**Задания**
[1] Отредактируйте фрагмент текста об Окуджаве и Грибоедове от «Гость цинандальского парка, оказавшись» до «торопливый – в строку.», заменив «вдова» на «невеста».
[2] Какого числа, согласно тексту об Окуджаве и Грибоедове, Грибоедов венчался с Ниной Чавчавадзе?
[3] Допишите разбор стихотворения Окуджавы о Грибоедове, начав сразу после его последнего предложения.

**Текст**
С Пушкиным и Лермонтовым лирический герой Окуджавы встречается в Москве, в обжитом с детства пространстве. Но ради свидания с природным москвичом Грибоедовым он устремляется в Грузию; тем самым аллюзирована пушкинская «встреча» вдали от родных мест («Не думал я встретить уже когда-нибудь нашего Грибоедова!» [13, т. VI, с. 666]). У Пушкина выразителен переход от вопроса « Что вы везете?» к оживлению Грибоедова силой памяти – со всеми его жестами, интонациями, прощальными словами; Окуджава придает воскрешающей встрече буквальность.
В отличие от Пушкина, чей рассказ следует за квазиреальным событием, точно датированным (11 июня) и помеченным «на карте» путешествия (горная дорога близ крепости Гергеры), поэт современный волен пересоздавать действительность в ее пространственно-временн ы ' х связях:
Цинандальского парка осенняя дрожь. Непредвиденный дождь. Затяжной.
В этот парк я с недавнего времени вхож – мы почти породнились с княжной.
Петухи в Цинандали кричат до зари: то ли празднуют, то ли грустят...
Острословов очкастых не любят цари – Бог простит, а они не простят.
Петухи в Цинандали пророчат восход, и под этот заманчивый крик
Грибоедов, как после венчанья, идет по аллее любви, напрямик...
Выбор осени как исходной точки путешествия «я» во времени, навстречу Грибоедову, получает значение в связи с известными биографическими фактами: Грибоедов венчался с Ниной Чавчавадзе 22 августа по старому стилю, а уже 9 сентября отправился в Персию. Но «осенняя дрожь» природы дает почувствовать и пульсацию сегодняшних мгновений; поэт творит мир, в котором эмпирическое время едино с прошлым – отнюдь не прошедшим, не утраченным: это общее для лирического «я» и «княжны» время воспоминания / ожидания.
Гость цинандальского парка, оказавшись на пути «возвращения» Грибоедова, призван выполнить некую миссию, смысл которой раскрывается «на фоне Пушкина». Первая текстуальная отсылка к «Путешествию в Арзрум» – смертная арба . Попытка «отменить» ее реальность порождает два равноправных плана изображения:
... Грибоедов, как после венчанья, идет по аллее любви, напрямик, словно вовсе и не было дикой толпы и ему еще можно пожить, словно и не его под скрипенье арбы на Мтацминду везли хоронить;
словно женщина эта – еще не вдова и как будто бы ей ни к чему на гранитном надгробье проплакать слова смерти, горю, любви и уму;
словно верит она в петушиный маневр, как поэт торопливый – в строку.

[Строки, содержащиеся в наборе данных]
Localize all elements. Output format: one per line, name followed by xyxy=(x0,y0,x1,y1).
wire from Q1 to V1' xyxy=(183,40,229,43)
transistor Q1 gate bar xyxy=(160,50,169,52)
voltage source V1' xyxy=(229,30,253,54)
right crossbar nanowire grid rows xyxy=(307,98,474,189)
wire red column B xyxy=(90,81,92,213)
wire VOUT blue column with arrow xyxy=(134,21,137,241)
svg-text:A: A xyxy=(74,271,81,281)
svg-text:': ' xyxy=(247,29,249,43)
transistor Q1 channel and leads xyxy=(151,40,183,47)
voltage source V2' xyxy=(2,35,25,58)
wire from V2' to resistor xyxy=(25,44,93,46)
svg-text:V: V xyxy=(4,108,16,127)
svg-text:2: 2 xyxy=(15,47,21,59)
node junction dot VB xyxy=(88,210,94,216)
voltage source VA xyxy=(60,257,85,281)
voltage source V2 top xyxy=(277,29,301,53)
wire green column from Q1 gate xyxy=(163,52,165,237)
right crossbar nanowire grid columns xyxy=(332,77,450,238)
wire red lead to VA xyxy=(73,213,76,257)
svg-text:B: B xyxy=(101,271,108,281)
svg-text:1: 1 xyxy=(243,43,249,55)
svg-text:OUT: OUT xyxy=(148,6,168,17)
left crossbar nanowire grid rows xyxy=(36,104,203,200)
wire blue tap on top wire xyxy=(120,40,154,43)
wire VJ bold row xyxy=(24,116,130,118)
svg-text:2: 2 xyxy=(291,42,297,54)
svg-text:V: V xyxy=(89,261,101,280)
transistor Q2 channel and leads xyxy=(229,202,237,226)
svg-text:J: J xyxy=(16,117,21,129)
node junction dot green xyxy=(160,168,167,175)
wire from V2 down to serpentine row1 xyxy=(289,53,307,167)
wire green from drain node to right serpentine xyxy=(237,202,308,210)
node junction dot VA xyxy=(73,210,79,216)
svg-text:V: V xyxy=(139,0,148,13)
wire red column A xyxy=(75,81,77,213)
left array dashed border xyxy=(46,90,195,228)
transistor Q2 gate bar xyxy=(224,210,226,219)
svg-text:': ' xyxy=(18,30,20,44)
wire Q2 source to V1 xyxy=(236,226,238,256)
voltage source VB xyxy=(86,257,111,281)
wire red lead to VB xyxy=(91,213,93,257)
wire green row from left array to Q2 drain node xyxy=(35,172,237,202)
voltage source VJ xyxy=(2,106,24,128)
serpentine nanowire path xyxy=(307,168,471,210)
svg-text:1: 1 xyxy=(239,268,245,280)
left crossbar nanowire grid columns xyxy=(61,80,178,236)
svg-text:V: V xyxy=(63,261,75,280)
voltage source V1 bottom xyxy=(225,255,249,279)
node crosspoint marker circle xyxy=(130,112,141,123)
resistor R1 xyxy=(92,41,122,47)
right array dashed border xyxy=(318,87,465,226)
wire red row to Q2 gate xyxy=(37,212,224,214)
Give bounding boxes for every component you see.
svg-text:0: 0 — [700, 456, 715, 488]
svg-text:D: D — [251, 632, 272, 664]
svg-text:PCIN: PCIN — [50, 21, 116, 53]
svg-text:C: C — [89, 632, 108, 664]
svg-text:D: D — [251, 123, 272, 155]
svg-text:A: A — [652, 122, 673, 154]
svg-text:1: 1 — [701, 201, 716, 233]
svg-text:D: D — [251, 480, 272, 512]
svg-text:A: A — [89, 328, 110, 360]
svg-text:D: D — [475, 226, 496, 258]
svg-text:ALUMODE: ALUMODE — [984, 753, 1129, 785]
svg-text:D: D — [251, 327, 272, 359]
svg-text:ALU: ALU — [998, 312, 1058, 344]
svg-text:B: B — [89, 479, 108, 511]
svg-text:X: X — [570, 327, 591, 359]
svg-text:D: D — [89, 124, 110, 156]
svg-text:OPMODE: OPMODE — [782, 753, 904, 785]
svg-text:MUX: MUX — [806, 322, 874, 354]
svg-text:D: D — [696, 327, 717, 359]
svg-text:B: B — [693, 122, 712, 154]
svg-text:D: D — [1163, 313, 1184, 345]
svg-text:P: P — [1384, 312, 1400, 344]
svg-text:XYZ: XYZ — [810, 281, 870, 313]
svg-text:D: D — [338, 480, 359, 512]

**Ответы к заданиям**
[1]
Гость цинандальского парка, оказавшись на пути «возвращения» Грибоедова, призван выполнить некую миссию, смысл которой раскрывается «на фоне Пушкина». Первая текстуальная отсылка к «Путешествию в Арзрум» – смертная арба . Попытка «отменить» ее реальность порождает два равноправных плана изображения:
... Грибоедов, как после венчанья, идет по аллее любви, напрямик, словно вовсе и не было дикой толпы и ему еще можно пожить, словно и не его под скрипенье арбы на Мтацминду везли хоронить;
словно женщина эта – еще не невеста и как будто бы ей ни к чему на гранитном надгробье проплакать слова смерти, горю, любви и уму;
словно верит она в петушиный маневр, как поэт торопливый – в строку.

[2] 22 августа по старому стилю.

[3]
Рассказ о «возвращении» ведется таким образом, что прямой путь оказывается очень длинным: и потому, что Грибоедов одолевает смерть, и потому, что одновременно с порывистым движением заглавного героя совершается внутреннее – нелегкое – движение лирического «я» к исполнению долга. Окончание протяженного периода приходится на середину строфы, что делает особенно ощутимым переключение планов; теперь для самой Нины долж- на прозвучать пушкинская оценка смерти Грибоедова как события прекрасного.
Если пафос грибоедовской эпитафии в «Путешествии...» имелцелью победить равнодушие современников, обязать друзей исполнить долг памяти, то акт переадресации отменяет эти задачи, оставляя любящую женщину наедине с фактом смерти. Так становится необходим «посредник», берущий на себя ответственность – ради женщины этой – за слово Пушкина. Сопровождая свой правдивый монолог учтивым жестом «кавалера», рыцаря княжны , лирический герой находит адекватную его цели форму речи. Теперь княжна может разделить с рассказчиком его восхищение Грибоедовым, вместе с самим героем рассказа пережить душевный подъем:
Нет, княжна, я воспитан на лучший манер, и солгать вам, княжна, не могу, и прощенья прошу за неловкость свою... Но когда б вы представить могли, как прекрасно – упасть, и погибнуть в бою, и воскреснуть, поднявшись с земли!
Именно под женским взглядом совершается переход поэта-воина в бессмертие. Окуджава отводит героине «грибоедовской легенды» не пассивную, жертвенную, а «творческую» роль: недаром ей дано «проплакать слова смерти, горю, любви и уму», став причастной славе любимого человека. Этот смысл невыводим из текста Пушкина, но пушкинский импульс ощутим в отказе от поэзии отчаяния, столь традиционной для воспевания Нины.
Пушкинский идеал « последних годов бурной жизни» Грибоедова у Окуджавы сконцентрирован в последнем мгновении:
И, срывая очки, как винтовку – с плеча, и уже позабыв о себе, прокричать про любовь навсегда, сгоряча прямо в рожу орущей толпе!..
Обобщающий смысл инфинитивных форм в данном контексте особенно активен; путь «я» навстречу Грибоедову оборачивается лирическим отождествлением двух поэтов. Эта перспектива намечена уже начальной композиционной параллелью: заглавие «Грибоедов в Цинандали» структурно соотносится с первой же персоналией («В этот парк я с недавнего времени вхож»), далее степень совпадения уточняется и ограничивается («мы почти породнились с княжной»). Наконец, становясь истолкователем пушкинской эпитафии Грибоедову, «я» превращает слово «другого» и «о другом» в исповедь.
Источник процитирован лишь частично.